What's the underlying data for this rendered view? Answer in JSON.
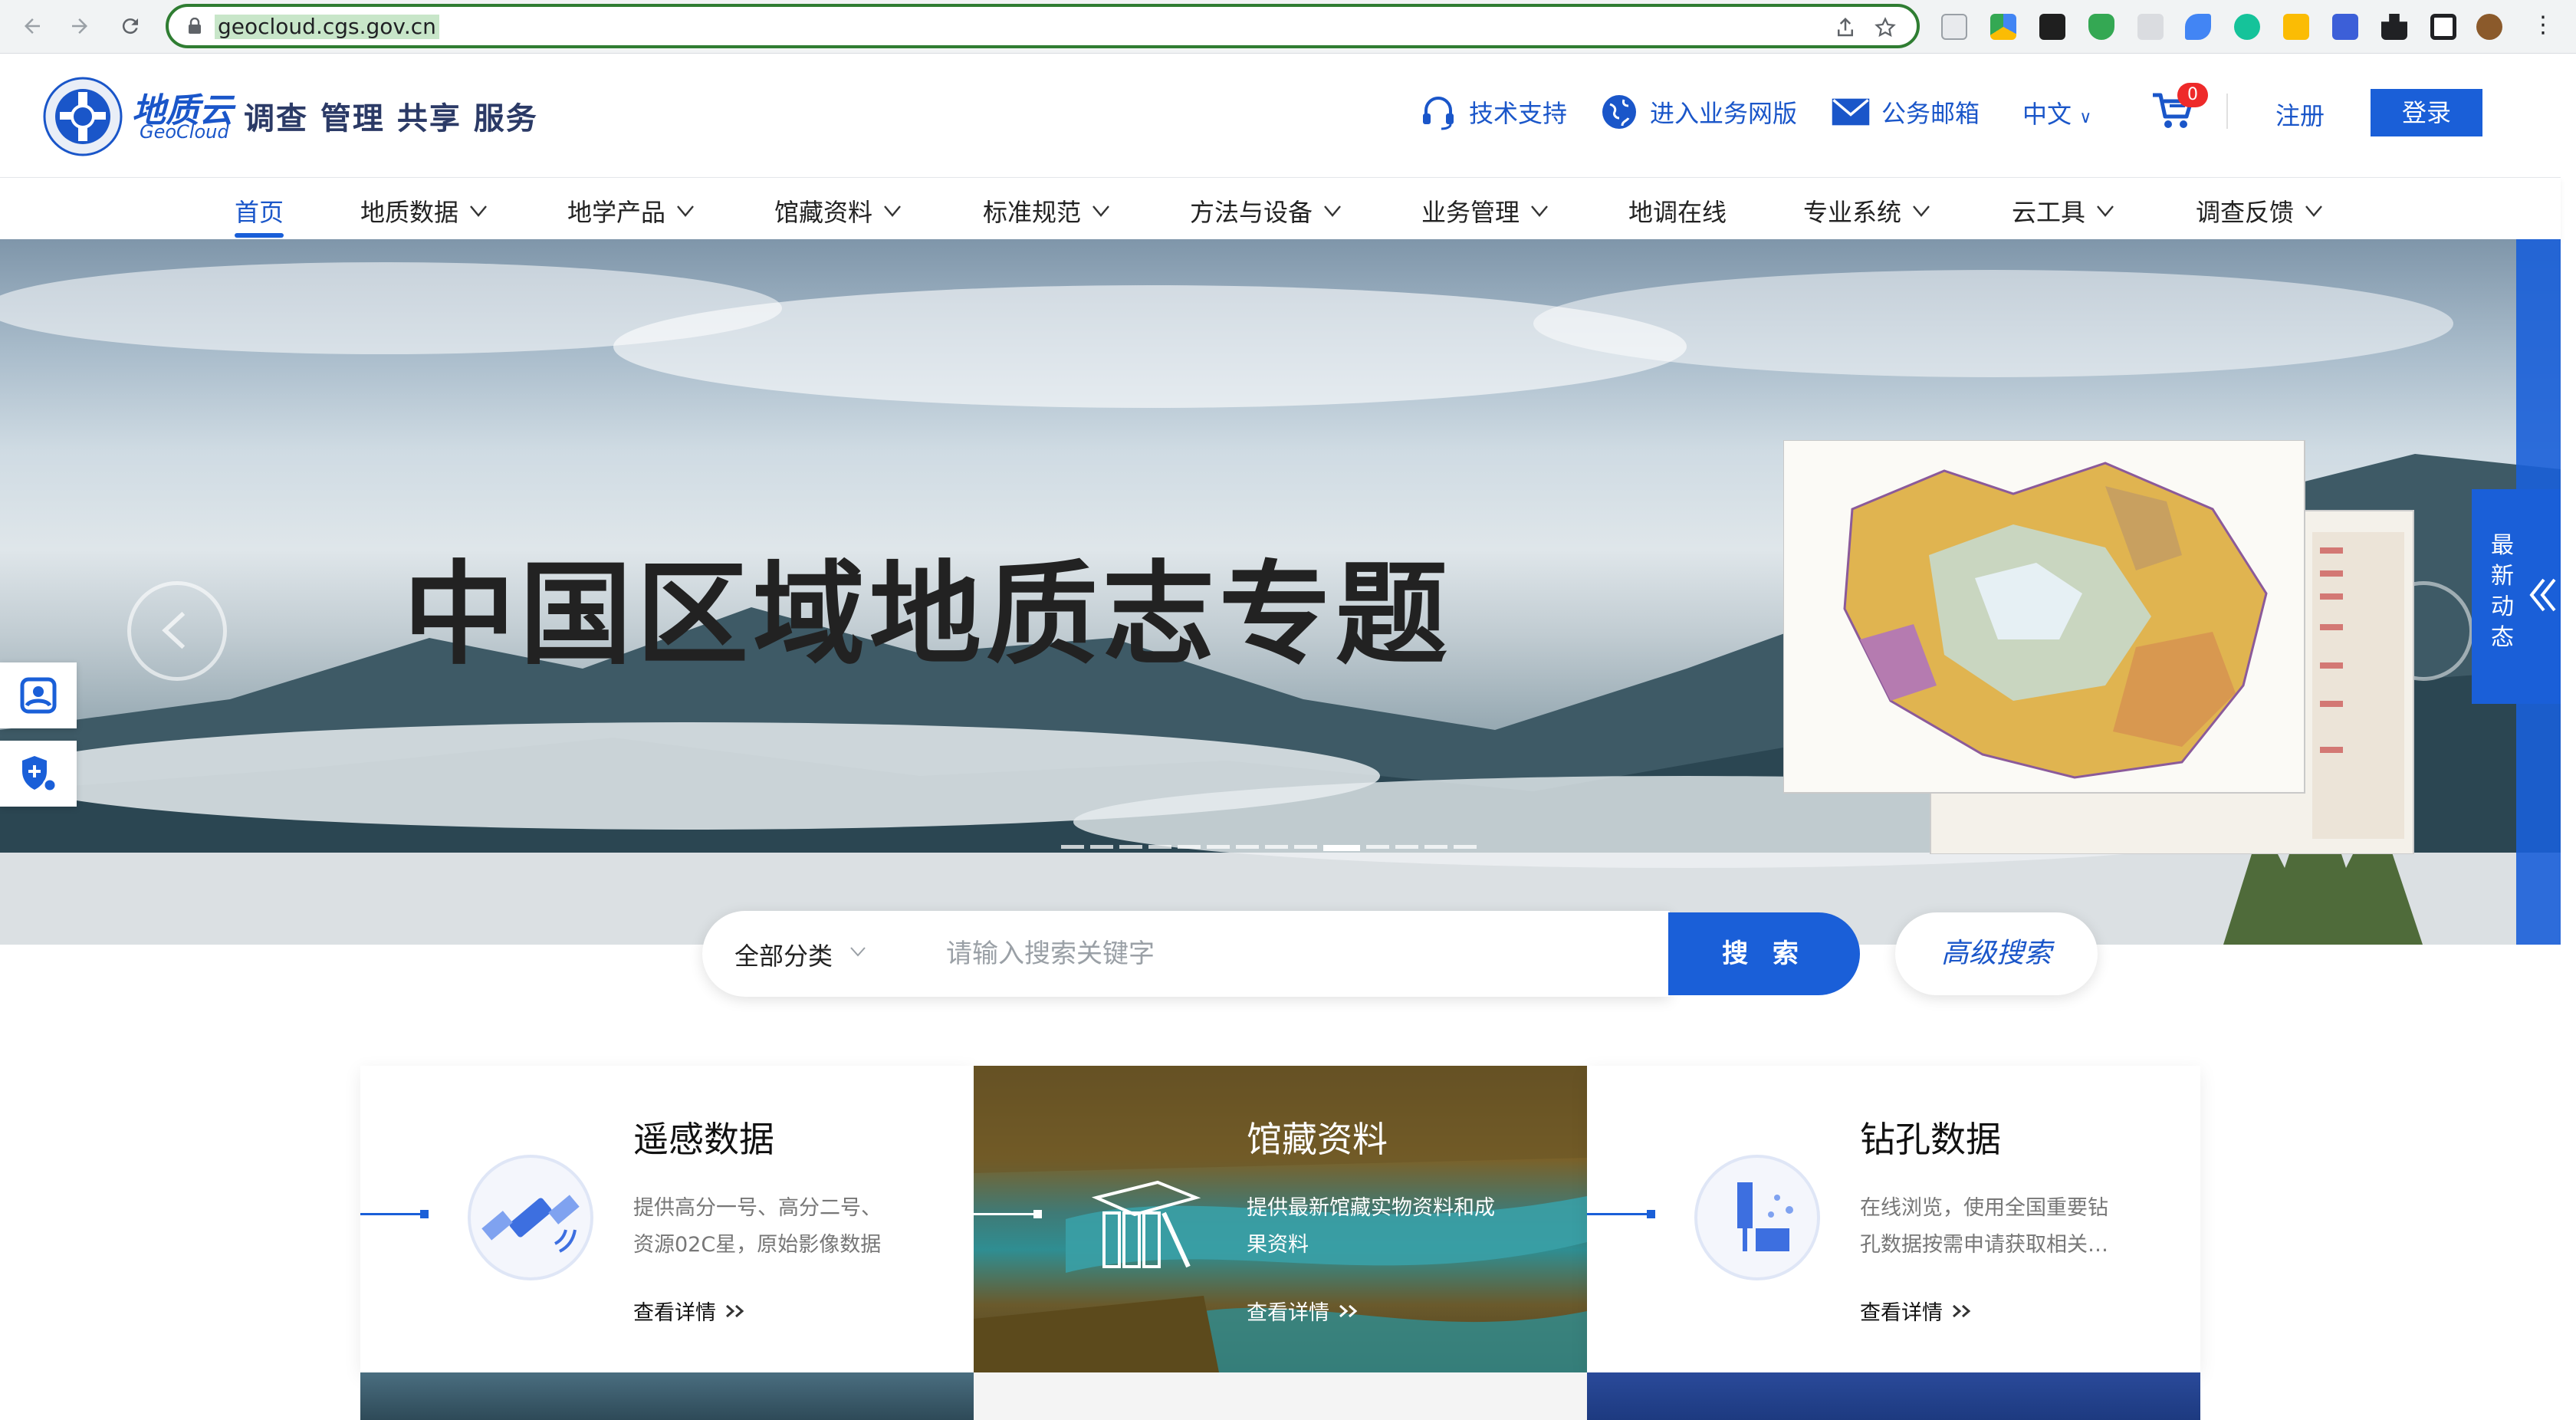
{
  "browser": {
    "url": "geocloud.cgs.gov.cn"
  },
  "header": {
    "logo_cn": "地质云",
    "logo_en": "GeoCloud",
    "tagline": "调查 管理 共享 服务",
    "tech_support": "技术支持",
    "business_net": "进入业务网版",
    "mailbox": "公务邮箱",
    "language": "中文",
    "cart_count": "0",
    "register": "注册",
    "login": "登录"
  },
  "nav": {
    "items": [
      {
        "label": "首页"
      },
      {
        "label": "地质数据"
      },
      {
        "label": "地学产品"
      },
      {
        "label": "馆藏资料"
      },
      {
        "label": "标准规范"
      },
      {
        "label": "方法与设备"
      },
      {
        "label": "业务管理"
      },
      {
        "label": "地调在线"
      },
      {
        "label": "专业系统"
      },
      {
        "label": "云工具"
      },
      {
        "label": "调查反馈"
      }
    ]
  },
  "hero": {
    "title": "中国区域地质志专题",
    "latest_tab": "最新动态",
    "slide_count": 14,
    "active_slide": 10
  },
  "search": {
    "category": "全部分类",
    "placeholder": "请输入搜索关键字",
    "button": "搜 索",
    "advanced": "高级搜索"
  },
  "cards": [
    {
      "title": "遥感数据",
      "desc": "提供高分一号、高分二号、资源02C星，原始影像数据",
      "more": "查看详情"
    },
    {
      "title": "馆藏资料",
      "desc": "提供最新馆藏实物资料和成果资料",
      "more": "查看详情"
    },
    {
      "title": "钻孔数据",
      "desc": "在线浏览，使用全国重要钻孔数据按需申请获取相关…",
      "more": "查看详情"
    }
  ],
  "colors": {
    "brand_blue": "#1a5fd8",
    "badge_red": "#ee2a2a"
  }
}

· · ·

Gather up the lines that contain the word "desc".

» Task solution
      "desc": "提供高分一号、高分二号、资源02C星，原始影像数据",
      "desc": "提供最新馆藏实物资料和成果资料",
      "desc": "在线浏览，使用全国重要钻孔数据按需申请获取相关…",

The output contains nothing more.